**** Supplied information
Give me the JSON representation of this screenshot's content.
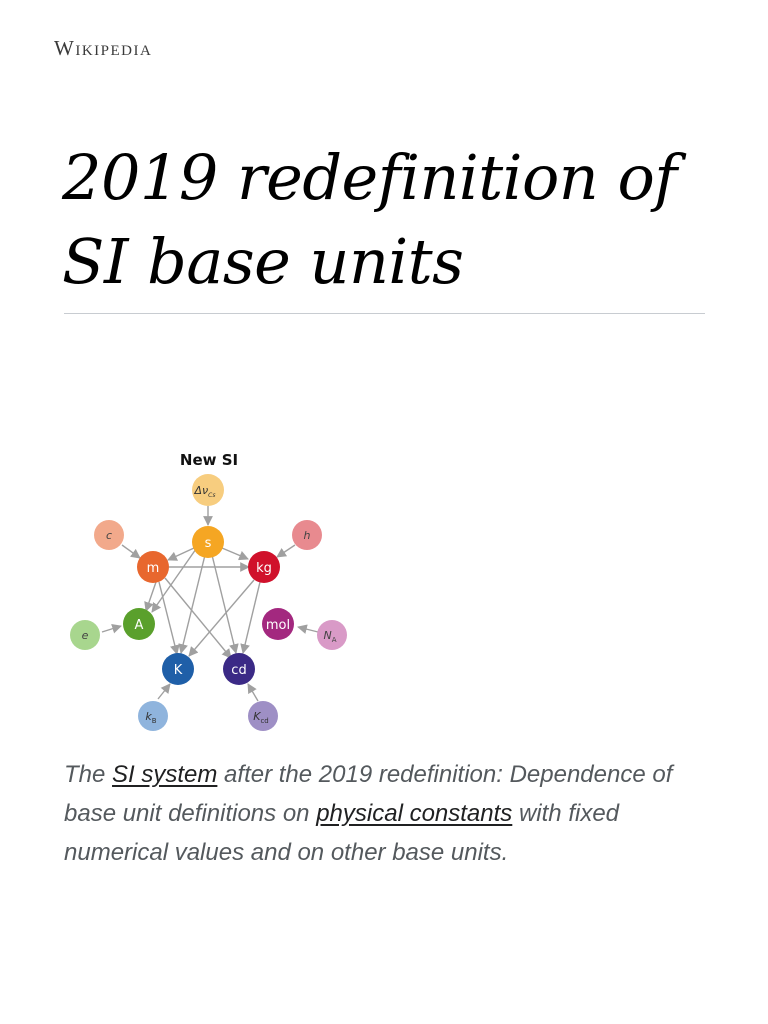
{
  "site": {
    "wordmark": "Wikipedia"
  },
  "article": {
    "title": "2019 redefinition of SI base units"
  },
  "figure": {
    "heading": "New SI",
    "colors": {
      "dvcs": "#f7cd7f",
      "s": "#f5a623",
      "m": "#e8672e",
      "kg": "#d0112b",
      "A": "#5aa02c",
      "mol": "#a3287f",
      "K": "#1f5fa8",
      "cd": "#3b2a86",
      "c": "#f2a98b",
      "h": "#e88a8f",
      "e": "#a8d68e",
      "NA": "#d99ac7",
      "kB": "#8fb4dd",
      "Kcd": "#9e8fc5",
      "arrow": "#a0a0a0"
    },
    "units": {
      "s": "s",
      "m": "m",
      "kg": "kg",
      "A": "A",
      "mol": "mol",
      "K": "K",
      "cd": "cd"
    },
    "constants": {
      "dvcs_main": "Δν",
      "dvcs_sub": "Cs",
      "c": "c",
      "h": "h",
      "e": "e",
      "NA_main": "N",
      "NA_sub": "A",
      "kB_main": "k",
      "kB_sub": "B",
      "Kcd_main": "K",
      "Kcd_sub": "cd"
    }
  },
  "caption": {
    "part1": "The ",
    "link1": "SI system",
    "part2": " after the 2019 redefinition: Dependence of base unit definitions on ",
    "link2": "physical constants",
    "part3": " with fixed numerical values and on other base units."
  }
}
********
→ Requirement
Retype the whole listing, keeping every line identical and omitting all pictures.

→ Task answer
Give me the JSON representation of this screenshot's content.
{
  "site": {
    "wordmark": "Wikipedia"
  },
  "article": {
    "title": "2019 redefinition of SI base units"
  },
  "figure": {
    "heading": "New SI",
    "colors": {
      "dvcs": "#f7cd7f",
      "s": "#f5a623",
      "m": "#e8672e",
      "kg": "#d0112b",
      "A": "#5aa02c",
      "mol": "#a3287f",
      "K": "#1f5fa8",
      "cd": "#3b2a86",
      "c": "#f2a98b",
      "h": "#e88a8f",
      "e": "#a8d68e",
      "NA": "#d99ac7",
      "kB": "#8fb4dd",
      "Kcd": "#9e8fc5",
      "arrow": "#a0a0a0"
    },
    "units": {
      "s": "s",
      "m": "m",
      "kg": "kg",
      "A": "A",
      "mol": "mol",
      "K": "K",
      "cd": "cd"
    },
    "constants": {
      "dvcs_main": "Δν",
      "dvcs_sub": "Cs",
      "c": "c",
      "h": "h",
      "e": "e",
      "NA_main": "N",
      "NA_sub": "A",
      "kB_main": "k",
      "kB_sub": "B",
      "Kcd_main": "K",
      "Kcd_sub": "cd"
    }
  },
  "caption": {
    "part1": "The ",
    "link1": "SI system",
    "part2": " after the 2019 redefinition: Dependence of base unit definitions on ",
    "link2": "physical constants",
    "part3": " with fixed numerical values and on other base units."
  }
}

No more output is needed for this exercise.